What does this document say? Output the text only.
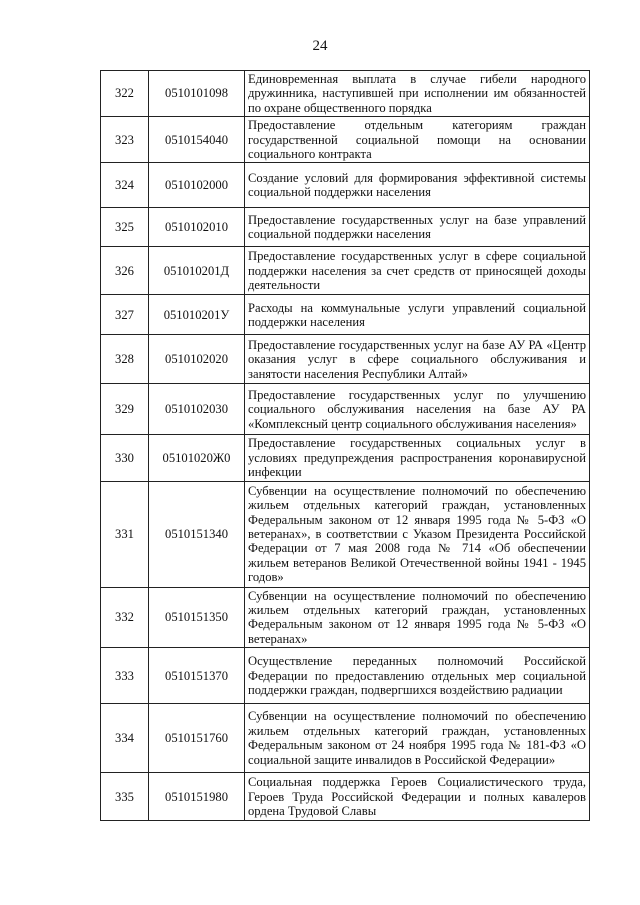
24
322	0510101098	Единовременная выплата в случае гибели народного дружинника, наступившей при исполнении им обязанностей по охране общественного порядка
323	0510154040	Предоставление отдельным категориям граждан государственной социальной помощи на основании социального контракта
324	0510102000	Создание условий для формирования эффективной системы социальной поддержки населения
325	0510102010	Предоставление государственных услуг на базе управлений социальной поддержки населения
326	051010201Д	Предоставление государственных услуг в сфере социальной поддержки населения за счет средств от приносящей доходы деятельности
327	051010201У	Расходы на коммунальные услуги управлений социальной поддержки населения
328	0510102020	Предоставление государственных услуг на базе АУ РА «Центр оказания услуг в сфере социального обслуживания и занятости населения Республики Алтай»
329	0510102030	Предоставление государственных услуг по улучшению социального обслуживания населения на базе АУ РА «Комплексный центр социального обслуживания населения»
330	05101020Ж0	Предоставление государственных социальных услуг в условиях предупреждения распространения коронавирусной инфекции
331	0510151340	Субвенции на осуществление полномочий по обеспечению жильем отдельных категорий граждан, установленных Федеральным законом от 12 января 1995 года № 5-ФЗ «О ветеранах», в соответствии с Указом Президента Российской Федерации от 7 мая 2008 года № 714 «Об обеспечении жильем ветеранов Великой Отечественной войны 1941 - 1945 годов»
332	0510151350	Субвенции на осуществление полномочий по обеспечению жильем отдельных категорий граждан, установленных Федеральным законом от 12 января 1995 года № 5-ФЗ «О ветеранах»
333	0510151370	Осуществление переданных полномочий Российской Федерации по предоставлению отдельных мер социальной поддержки граждан, подвергшихся воздействию радиации
334	0510151760	Субвенции на осуществление полномочий по обеспечению жильем отдельных категорий граждан, установленных Федеральным законом от 24 ноября 1995 года № 181-ФЗ «О социальной защите инвалидов в Российской Федерации»
335	0510151980	Социальная поддержка Героев Социалистического труда, Героев Труда Российской Федерации и полных кавалеров ордена Трудовой Славы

※ ※ ※

■ WHAT TO PRODUCE ■
Pictures stay out of the copy; please restate every record above exactly.

■ WRITTEN RESPONSE ■
What does this document say? Output the text only.
24
322	0510101098	Единовременная выплата в случае гибели народного дружинника, наступившей при исполнении им обязанностей по охране общественного порядка
323	0510154040	Предоставление отдельным категориям граждан государственной социальной помощи на основании социального контракта
324	0510102000	Создание условий для формирования эффективной системы социальной поддержки населения
325	0510102010	Предоставление государственных услуг на базе управлений социальной поддержки населения
326	051010201Д	Предоставление государственных услуг в сфере социальной поддержки населения за счет средств от приносящей доходы деятельности
327	051010201У	Расходы на коммунальные услуги управлений социальной поддержки населения
328	0510102020	Предоставление государственных услуг на базе АУ РА «Центр оказания услуг в сфере социального обслуживания и занятости населения Республики Алтай»
329	0510102030	Предоставление государственных услуг по улучшению социального обслуживания населения на базе АУ РА «Комплексный центр социального обслуживания населения»
330	05101020Ж0	Предоставление государственных социальных услуг в условиях предупреждения распространения коронавирусной инфекции
331	0510151340	Субвенции на осуществление полномочий по обеспечению жильем отдельных категорий граждан, установленных Федеральным законом от 12 января 1995 года № 5-ФЗ «О ветеранах», в соответствии с Указом Президента Российской Федерации от 7 мая 2008 года № 714 «Об обеспечении жильем ветеранов Великой Отечественной войны 1941 - 1945 годов»
332	0510151350	Субвенции на осуществление полномочий по обеспечению жильем отдельных категорий граждан, установленных Федеральным законом от 12 января 1995 года № 5-ФЗ «О ветеранах»
333	0510151370	Осуществление переданных полномочий Российской Федерации по предоставлению отдельных мер социальной поддержки граждан, подвергшихся воздействию радиации
334	0510151760	Субвенции на осуществление полномочий по обеспечению жильем отдельных категорий граждан, установленных Федеральным законом от 24 ноября 1995 года № 181-ФЗ «О социальной защите инвалидов в Российской Федерации»
335	0510151980	Социальная поддержка Героев Социалистического труда, Героев Труда Российской Федерации и полных кавалеров ордена Трудовой Славы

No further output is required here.